No one wants to choose a bad OS environment, it will become one due to security or other non-negotiable requirements.

They aren't going to just toss Ubuntu on a box and call it done. Itll be locked down, limited, and horrible to use. And users who dont know any better will blame "Linux".

A government SOE Linux just isnt going to be a good ambassador for general desktop usage.

[–] BCsven@lemmy.ca 2 points 2 months ago (1 children)

No, but it will mean apps get written for Linux, due to market share

[–] CameronDev@programming.dev 2 points 2 months ago (1 children)

Maybe. I suspect most of the government apps will be webapps, and not particularly relevant to the rest of us.

Maybe Firefox will get some funding :D

[–] BCsven@lemmy.ca 3 points 2 months ago* (last edited 2 months ago)

So they can blow it on functions they cancel :)

[–] erin@social.sidh.bzh 1 points 2 months ago

if you read the petition, it's not for a security reason that it has been created but RGPD one... So with privacy in mind, it can be a not great but good distro

[–] orcrist@lemm.ee 0 points 2 months ago (1 children)

You mean just like Windows?

[–] CameronDev@programming.dev 0 points 2 months ago

Just like windows, except that the misdirected hate when the SOE environment gets in the way will be aimed at "Linux" instead of "Microsoft".

[–] BCsven@lemmy.ca 4 points 2 months ago* (last edited 2 months ago)

They then switched back to Linux

[–] pearsaltchocolatebar@discuss.online 1 points 2 months ago (1 children)

Government systems should be locked down and limited.

[–] CameronDev@programming.dev 0 points 2 months ago (1 children)

Yup, exactly, which is kinda my point. The OS given to users is gonna be heavily restricted, so no one is going to use it and then run home to install it on a home PC. Government OSs are just not good ambassadors.

[–] pearsaltchocolatebar@discuss.online 2 points 2 months ago (1 children)

No one was discussing users transitioning on their home computers.

[–] CameronDev@programming.dev 2 points 2 months ago

Of course not, but if the first exposure someone has to Linux is a bad experience, thats not going to be good for mind share. Thats the double edge sword i am referring to.

[–] fuzzy_feeling@programming.dev 4 points 2 months ago (1 children)

dunno how many online petitions actually worked, but "kay guys... now... linux!" ain't gonna work.

[–] erin@social.sidh.bzh 7 points 2 months ago (1 children)

That's a parliament petition. If it succeed it is forced by EU constitution to be turned into an EU law.

That tool is offered to EU representant to create a kind of referendum and accelerate the adoption of a law through direct democracy.

[–] MyParentsYeetMe@lemm.ee 6 points 2 months ago

I think you're a bit mistaken. Per https://www.edf-feph.org/enforcement-toolkit-european-parliament-peti-committee/

"The Petitions Committee does not have investigatory nor enforcement powers and it can only adopt non-binding recommendations. Nevertheless, it can be a good tool to draw political attention to specific matters."

**Data for review**

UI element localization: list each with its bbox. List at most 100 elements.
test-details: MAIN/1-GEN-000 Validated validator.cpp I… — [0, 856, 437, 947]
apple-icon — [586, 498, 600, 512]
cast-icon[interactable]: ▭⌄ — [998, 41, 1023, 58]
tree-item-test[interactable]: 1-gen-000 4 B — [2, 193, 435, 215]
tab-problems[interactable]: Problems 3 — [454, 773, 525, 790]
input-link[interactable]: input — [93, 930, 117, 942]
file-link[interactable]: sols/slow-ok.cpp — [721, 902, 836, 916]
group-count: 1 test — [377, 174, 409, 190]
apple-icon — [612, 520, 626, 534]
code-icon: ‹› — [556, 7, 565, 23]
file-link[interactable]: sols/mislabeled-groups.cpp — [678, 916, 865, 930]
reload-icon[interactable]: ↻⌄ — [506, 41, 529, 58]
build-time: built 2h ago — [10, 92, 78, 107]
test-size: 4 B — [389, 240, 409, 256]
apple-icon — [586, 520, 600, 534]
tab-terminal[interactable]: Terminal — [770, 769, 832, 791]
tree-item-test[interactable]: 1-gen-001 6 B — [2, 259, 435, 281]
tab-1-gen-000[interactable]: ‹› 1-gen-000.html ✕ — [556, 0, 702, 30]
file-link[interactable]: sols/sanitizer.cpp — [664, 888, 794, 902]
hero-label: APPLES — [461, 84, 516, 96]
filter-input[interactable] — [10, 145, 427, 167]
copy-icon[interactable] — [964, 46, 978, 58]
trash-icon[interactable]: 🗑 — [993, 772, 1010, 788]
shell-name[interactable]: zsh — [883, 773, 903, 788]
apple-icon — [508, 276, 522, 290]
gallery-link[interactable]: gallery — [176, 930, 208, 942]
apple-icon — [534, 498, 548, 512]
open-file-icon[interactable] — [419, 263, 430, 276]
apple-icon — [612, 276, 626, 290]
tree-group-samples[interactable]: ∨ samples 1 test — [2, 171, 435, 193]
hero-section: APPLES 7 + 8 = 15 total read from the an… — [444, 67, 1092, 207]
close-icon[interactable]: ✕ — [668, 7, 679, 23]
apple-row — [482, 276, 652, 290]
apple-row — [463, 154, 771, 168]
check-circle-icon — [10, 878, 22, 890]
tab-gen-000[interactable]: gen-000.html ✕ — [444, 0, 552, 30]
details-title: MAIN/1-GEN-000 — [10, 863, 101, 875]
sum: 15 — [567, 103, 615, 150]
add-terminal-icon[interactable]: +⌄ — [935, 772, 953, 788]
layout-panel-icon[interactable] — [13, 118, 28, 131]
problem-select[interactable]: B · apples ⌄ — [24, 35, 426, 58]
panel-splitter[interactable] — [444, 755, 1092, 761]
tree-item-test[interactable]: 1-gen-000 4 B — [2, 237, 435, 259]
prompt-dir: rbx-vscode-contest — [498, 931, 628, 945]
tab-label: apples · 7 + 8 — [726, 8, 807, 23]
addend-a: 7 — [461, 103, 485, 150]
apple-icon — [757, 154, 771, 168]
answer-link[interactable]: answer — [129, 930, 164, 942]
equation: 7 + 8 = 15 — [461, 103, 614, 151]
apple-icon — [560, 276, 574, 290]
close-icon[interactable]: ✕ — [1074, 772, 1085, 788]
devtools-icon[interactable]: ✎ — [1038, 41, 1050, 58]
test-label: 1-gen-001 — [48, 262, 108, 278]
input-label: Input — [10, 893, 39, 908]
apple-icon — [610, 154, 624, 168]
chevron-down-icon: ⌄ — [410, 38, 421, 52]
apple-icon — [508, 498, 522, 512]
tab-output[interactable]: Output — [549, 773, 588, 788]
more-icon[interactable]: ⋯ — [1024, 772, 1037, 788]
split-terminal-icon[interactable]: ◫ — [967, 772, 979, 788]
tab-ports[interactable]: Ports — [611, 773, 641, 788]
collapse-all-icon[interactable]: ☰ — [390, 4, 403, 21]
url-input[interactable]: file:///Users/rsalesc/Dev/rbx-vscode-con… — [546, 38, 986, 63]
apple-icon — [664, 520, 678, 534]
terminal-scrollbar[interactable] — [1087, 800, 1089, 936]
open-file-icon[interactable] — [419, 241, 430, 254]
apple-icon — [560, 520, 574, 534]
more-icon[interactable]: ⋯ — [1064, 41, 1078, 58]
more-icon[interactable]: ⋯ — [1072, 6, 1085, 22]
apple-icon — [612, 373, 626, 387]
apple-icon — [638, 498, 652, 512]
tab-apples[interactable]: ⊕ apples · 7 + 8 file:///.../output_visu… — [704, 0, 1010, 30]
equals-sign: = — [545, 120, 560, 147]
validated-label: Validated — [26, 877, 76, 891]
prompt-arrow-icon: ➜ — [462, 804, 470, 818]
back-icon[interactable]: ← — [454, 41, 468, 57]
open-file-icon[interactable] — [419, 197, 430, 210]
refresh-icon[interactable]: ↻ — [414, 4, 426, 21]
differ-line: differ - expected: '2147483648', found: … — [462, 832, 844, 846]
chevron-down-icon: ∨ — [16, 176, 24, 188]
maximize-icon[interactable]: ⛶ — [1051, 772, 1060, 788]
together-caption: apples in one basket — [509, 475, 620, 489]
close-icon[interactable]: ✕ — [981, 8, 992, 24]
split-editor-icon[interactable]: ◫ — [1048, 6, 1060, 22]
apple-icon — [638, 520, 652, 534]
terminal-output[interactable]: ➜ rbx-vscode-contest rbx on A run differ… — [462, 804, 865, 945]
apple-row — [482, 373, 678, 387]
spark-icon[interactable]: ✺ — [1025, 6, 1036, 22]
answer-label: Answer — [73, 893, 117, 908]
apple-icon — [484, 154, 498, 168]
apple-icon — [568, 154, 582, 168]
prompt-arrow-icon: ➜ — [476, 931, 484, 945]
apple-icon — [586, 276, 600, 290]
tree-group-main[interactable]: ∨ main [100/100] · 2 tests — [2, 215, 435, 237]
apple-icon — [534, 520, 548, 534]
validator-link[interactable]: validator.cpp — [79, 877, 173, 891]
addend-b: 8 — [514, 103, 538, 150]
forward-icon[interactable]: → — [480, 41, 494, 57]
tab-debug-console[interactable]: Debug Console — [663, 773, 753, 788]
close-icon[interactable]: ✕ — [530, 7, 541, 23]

**Required work**
Transcribe the part of the Linux discussion above that begins at the words "Just like windows, except" and stops after "CameronDev@programming.dev 0 points 2 months ago (1 children)".

**Response box**
Just like windows, except that the misdirected hate when the SOE environment gets in the way will be aimed at "Linux" instead of "Microsoft".

[–] BCsven@lemmy.ca 4 points 2 months ago* (last edited 2 months ago)

They then switched back to Linux

[–] pearsaltchocolatebar@discuss.online 1 points 2 months ago (1 children)

Government systems should be locked down and limited.

[–] CameronDev@programming.dev 0 points 2 months ago (1 children)